• _EXERCISE TASK_
Do any lines in the data below contain "Sports"? If so, copy every one of them.
============================================================
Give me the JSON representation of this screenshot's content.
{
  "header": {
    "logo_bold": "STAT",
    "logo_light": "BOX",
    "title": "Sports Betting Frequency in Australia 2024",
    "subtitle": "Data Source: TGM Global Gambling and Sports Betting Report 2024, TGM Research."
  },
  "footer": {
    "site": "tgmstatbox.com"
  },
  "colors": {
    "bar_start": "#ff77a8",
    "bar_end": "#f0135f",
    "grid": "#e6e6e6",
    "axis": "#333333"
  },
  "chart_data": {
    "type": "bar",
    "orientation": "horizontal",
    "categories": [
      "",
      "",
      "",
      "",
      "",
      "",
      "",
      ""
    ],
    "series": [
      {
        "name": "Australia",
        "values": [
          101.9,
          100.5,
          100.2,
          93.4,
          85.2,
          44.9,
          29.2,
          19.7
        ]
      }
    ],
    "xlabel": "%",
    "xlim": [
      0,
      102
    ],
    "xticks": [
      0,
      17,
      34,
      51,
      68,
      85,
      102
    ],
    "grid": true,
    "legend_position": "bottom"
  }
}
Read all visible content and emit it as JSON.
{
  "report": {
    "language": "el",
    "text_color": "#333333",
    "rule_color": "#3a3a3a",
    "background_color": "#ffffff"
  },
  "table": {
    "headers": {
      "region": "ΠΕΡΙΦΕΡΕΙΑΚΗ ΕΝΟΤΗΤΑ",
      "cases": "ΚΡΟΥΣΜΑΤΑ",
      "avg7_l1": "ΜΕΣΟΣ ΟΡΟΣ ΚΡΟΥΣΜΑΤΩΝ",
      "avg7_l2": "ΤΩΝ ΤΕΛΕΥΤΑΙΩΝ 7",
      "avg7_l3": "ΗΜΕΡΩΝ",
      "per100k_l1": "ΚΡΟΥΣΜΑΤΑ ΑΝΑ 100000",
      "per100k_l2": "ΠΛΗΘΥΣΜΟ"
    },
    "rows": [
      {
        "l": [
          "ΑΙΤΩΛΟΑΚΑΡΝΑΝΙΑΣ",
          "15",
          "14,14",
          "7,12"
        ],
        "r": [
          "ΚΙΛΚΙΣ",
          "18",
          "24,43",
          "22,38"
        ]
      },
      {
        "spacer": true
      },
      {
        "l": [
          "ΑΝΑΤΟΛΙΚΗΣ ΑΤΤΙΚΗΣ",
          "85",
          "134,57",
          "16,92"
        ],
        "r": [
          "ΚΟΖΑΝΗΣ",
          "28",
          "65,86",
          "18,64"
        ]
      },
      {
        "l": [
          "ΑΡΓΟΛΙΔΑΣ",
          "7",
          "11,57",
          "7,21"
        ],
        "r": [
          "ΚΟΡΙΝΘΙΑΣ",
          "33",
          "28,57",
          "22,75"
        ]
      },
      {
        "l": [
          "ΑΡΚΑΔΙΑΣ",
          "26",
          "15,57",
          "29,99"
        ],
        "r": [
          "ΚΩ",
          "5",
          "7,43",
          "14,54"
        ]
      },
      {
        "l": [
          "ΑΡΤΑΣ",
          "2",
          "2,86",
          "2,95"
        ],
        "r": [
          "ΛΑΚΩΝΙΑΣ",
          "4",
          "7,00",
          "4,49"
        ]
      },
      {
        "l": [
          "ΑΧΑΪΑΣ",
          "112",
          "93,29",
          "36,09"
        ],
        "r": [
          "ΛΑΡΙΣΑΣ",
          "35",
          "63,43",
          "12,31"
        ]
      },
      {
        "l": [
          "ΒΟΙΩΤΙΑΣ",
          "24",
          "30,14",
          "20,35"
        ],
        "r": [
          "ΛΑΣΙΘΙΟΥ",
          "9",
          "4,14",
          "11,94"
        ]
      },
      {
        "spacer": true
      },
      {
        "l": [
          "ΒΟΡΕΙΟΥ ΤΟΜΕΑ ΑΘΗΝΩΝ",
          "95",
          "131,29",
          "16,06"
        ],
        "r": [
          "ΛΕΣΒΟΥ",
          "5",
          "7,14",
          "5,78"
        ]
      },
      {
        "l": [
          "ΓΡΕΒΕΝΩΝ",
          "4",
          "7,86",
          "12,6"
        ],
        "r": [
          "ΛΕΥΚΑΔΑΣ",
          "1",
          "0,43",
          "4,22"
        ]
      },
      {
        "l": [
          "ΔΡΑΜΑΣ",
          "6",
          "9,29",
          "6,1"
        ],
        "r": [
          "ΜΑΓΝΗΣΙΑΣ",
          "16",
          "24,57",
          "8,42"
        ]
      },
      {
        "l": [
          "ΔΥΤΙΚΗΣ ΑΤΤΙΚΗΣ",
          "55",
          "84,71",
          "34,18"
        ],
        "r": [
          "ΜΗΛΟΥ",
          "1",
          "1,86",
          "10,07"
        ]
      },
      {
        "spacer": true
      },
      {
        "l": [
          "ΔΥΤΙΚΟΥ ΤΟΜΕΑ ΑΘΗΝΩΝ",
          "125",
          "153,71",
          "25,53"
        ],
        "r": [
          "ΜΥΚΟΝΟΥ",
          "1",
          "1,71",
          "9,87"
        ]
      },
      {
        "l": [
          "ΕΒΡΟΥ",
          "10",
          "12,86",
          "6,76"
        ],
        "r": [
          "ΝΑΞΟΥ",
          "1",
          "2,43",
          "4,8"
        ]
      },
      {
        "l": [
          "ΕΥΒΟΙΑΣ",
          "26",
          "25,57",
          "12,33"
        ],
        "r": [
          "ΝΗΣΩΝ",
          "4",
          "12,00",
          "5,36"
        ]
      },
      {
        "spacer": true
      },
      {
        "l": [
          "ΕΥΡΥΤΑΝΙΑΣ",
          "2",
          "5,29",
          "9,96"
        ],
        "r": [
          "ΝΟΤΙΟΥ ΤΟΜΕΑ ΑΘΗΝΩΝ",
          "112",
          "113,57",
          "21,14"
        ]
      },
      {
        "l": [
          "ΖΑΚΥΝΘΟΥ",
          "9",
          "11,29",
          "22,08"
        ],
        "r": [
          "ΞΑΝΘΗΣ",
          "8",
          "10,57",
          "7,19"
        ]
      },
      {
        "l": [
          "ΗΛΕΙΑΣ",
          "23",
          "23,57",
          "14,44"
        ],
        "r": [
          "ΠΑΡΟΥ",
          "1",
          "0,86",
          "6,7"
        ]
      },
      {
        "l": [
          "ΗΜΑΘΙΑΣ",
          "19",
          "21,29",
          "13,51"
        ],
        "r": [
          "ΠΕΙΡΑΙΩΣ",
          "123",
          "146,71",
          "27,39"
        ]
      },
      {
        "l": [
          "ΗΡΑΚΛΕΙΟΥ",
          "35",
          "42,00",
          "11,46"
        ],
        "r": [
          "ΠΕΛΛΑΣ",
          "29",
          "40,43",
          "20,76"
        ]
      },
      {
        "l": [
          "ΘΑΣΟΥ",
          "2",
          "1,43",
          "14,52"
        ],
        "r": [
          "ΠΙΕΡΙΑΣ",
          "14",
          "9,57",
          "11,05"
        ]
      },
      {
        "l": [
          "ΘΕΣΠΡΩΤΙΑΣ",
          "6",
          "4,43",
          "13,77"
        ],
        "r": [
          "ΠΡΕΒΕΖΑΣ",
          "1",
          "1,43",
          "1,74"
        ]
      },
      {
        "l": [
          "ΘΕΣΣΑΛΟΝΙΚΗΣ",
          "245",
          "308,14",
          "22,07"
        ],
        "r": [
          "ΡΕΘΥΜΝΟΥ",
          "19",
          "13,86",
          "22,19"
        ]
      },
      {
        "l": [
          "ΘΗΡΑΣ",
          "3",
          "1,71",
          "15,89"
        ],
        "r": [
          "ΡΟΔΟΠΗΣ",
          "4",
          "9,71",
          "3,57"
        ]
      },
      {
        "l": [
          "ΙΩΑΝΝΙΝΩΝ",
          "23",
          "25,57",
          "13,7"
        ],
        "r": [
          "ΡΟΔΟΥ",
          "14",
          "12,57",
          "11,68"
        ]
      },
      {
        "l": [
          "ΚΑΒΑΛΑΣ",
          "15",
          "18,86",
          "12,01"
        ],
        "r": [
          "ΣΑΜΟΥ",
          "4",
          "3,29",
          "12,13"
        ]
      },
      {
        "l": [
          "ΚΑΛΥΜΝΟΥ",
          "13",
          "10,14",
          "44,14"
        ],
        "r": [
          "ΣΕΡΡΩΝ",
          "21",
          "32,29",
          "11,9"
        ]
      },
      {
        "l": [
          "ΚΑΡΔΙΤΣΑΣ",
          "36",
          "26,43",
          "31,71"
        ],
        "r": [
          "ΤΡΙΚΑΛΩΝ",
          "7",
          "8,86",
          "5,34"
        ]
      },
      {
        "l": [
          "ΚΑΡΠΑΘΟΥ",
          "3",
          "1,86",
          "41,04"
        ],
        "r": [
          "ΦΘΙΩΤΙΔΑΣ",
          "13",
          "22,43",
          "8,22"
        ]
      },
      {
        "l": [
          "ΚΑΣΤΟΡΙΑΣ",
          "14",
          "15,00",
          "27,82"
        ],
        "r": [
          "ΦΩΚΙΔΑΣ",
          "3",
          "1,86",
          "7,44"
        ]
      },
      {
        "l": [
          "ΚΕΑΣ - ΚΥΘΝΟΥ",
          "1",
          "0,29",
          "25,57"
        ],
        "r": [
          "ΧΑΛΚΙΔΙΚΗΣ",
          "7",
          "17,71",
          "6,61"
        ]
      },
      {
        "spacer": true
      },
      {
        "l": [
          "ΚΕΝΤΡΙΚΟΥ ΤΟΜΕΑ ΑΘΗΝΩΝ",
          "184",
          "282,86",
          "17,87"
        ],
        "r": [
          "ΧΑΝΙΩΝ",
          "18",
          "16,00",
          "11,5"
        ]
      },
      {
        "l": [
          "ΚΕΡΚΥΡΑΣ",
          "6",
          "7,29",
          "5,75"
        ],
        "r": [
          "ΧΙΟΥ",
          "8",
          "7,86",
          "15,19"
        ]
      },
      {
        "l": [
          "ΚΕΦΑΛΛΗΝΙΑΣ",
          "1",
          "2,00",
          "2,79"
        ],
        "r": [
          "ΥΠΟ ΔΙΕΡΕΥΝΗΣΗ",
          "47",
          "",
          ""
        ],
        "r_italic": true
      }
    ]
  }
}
============================================================
• _COMPLETED EXERCISE_
    "title": "Sports Betting Frequency in Australia 2024",
    "subtitle": "Data Source: TGM Global Gambling and Sports Betting Report 2024, TGM Research."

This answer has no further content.